◆ What you are asked to do: From the listing below, pull out the lines that hold "JSON".

◆ Exercise material:
"""
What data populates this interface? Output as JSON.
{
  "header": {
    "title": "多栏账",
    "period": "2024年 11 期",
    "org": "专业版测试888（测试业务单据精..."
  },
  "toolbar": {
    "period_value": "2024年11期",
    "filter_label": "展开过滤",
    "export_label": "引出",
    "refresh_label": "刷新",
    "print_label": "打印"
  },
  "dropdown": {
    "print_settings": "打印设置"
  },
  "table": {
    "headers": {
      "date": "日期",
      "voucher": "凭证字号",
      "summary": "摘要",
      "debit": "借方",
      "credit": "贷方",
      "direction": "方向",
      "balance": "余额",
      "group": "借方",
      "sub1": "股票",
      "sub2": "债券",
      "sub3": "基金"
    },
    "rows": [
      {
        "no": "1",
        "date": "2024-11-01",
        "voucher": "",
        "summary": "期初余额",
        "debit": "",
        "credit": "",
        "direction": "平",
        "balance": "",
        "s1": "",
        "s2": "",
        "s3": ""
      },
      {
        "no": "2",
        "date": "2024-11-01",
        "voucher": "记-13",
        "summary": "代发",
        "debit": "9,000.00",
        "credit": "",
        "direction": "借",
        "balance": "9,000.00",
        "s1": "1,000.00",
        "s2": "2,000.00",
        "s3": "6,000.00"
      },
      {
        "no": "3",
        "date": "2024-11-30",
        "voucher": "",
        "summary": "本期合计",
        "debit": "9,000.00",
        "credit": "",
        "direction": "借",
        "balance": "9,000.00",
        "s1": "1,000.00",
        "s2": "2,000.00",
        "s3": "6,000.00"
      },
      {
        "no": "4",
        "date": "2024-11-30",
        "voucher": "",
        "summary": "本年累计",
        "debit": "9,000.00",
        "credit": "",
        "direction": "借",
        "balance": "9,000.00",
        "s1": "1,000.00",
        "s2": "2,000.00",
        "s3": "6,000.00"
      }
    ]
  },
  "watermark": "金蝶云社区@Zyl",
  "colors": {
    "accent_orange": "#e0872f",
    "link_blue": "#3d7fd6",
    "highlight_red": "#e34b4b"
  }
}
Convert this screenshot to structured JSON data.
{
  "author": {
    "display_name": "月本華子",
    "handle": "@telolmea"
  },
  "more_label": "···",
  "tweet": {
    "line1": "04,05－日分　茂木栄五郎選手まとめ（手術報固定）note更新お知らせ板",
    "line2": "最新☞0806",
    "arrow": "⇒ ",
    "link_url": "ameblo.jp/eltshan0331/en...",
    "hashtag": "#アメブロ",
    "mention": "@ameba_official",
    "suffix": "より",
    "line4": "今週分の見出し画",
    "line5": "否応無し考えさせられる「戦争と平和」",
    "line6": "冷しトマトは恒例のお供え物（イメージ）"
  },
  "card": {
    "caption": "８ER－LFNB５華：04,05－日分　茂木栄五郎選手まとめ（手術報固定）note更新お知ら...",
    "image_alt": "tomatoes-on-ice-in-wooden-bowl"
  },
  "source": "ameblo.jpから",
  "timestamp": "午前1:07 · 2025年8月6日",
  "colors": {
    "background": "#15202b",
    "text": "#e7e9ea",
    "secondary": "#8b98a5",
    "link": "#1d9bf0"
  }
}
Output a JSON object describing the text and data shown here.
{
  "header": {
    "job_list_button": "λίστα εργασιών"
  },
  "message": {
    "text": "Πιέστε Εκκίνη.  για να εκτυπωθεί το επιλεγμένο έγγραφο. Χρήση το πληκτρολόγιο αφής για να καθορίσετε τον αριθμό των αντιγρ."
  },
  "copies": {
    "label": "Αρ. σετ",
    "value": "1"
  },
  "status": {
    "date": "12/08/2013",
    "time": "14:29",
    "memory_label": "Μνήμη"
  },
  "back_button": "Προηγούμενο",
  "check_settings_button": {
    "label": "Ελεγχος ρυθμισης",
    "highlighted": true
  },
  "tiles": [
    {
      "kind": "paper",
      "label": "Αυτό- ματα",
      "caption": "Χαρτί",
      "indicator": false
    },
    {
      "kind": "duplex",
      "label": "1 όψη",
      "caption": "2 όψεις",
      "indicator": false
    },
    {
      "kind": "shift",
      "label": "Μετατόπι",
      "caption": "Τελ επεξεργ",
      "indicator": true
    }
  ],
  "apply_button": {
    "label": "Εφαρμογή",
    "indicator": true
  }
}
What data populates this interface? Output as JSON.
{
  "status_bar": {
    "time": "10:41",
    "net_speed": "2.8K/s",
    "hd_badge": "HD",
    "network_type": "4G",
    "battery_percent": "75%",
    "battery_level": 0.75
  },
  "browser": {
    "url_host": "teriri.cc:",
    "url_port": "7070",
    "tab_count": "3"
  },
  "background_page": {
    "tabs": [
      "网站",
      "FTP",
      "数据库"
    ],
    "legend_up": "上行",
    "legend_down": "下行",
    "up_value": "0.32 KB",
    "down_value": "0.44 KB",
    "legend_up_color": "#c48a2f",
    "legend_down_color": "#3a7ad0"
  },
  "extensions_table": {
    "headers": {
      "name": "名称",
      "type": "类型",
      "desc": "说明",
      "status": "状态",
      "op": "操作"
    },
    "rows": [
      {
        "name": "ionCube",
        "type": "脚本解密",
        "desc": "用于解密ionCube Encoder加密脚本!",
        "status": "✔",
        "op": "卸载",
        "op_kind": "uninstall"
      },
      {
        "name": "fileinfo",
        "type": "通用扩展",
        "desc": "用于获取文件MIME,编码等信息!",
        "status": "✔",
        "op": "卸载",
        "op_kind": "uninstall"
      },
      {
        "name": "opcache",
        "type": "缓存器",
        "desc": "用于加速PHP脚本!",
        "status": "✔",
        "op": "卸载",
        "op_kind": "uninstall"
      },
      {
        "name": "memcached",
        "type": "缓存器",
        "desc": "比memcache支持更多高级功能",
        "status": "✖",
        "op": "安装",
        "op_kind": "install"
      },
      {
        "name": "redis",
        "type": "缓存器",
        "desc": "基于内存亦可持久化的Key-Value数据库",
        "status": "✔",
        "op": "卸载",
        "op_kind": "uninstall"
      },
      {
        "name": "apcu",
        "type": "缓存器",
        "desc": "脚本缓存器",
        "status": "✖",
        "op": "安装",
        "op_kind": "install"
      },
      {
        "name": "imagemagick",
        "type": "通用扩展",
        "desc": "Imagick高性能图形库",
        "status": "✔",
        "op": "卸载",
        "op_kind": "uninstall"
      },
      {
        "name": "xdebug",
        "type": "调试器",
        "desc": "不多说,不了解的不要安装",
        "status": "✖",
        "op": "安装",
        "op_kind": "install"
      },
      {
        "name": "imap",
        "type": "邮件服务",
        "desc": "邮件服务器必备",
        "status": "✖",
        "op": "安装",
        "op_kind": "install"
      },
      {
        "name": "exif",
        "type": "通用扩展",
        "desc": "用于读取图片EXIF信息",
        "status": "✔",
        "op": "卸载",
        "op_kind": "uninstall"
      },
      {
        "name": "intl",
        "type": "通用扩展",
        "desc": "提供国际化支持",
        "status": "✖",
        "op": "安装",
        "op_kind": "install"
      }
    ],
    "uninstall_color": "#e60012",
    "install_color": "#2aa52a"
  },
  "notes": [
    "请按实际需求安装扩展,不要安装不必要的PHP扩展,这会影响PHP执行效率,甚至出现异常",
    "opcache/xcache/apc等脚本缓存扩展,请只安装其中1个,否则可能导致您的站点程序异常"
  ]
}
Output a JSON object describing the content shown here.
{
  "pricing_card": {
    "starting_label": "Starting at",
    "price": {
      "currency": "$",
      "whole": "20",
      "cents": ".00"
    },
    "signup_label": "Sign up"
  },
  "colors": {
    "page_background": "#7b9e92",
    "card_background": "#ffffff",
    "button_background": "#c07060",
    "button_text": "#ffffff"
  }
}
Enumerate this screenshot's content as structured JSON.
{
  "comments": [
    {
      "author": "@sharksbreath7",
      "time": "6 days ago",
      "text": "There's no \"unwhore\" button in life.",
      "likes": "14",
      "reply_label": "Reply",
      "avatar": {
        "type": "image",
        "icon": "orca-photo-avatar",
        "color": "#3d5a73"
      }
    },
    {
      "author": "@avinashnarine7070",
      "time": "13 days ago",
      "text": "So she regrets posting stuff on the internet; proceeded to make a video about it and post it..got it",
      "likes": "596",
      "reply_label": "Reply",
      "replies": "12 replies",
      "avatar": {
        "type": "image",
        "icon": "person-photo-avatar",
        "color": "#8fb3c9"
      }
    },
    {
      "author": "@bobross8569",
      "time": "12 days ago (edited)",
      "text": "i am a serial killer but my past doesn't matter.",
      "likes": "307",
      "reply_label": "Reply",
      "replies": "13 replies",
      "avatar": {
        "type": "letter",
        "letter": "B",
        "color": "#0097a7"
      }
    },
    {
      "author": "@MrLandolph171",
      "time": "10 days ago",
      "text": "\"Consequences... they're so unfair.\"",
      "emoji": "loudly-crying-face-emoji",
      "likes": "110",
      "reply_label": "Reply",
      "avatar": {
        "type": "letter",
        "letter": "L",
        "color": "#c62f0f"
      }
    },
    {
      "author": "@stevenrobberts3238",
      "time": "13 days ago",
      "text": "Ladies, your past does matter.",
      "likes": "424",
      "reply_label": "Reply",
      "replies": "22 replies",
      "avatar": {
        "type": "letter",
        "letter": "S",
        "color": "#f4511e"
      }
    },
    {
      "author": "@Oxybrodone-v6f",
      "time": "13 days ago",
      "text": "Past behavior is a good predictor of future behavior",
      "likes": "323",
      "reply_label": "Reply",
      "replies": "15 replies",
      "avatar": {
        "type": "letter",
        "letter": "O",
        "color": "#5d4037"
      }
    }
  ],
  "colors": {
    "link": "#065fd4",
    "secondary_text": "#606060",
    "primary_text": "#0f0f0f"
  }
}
"""
◆ Written response:
What data populates this interface? Output as JSON.
Convert this screenshot to structured JSON data.
Output a JSON object describing the text and data shown here.
What data populates this interface? Output as JSON.
Output a JSON object describing the content shown here.
Enumerate this screenshot's content as structured JSON.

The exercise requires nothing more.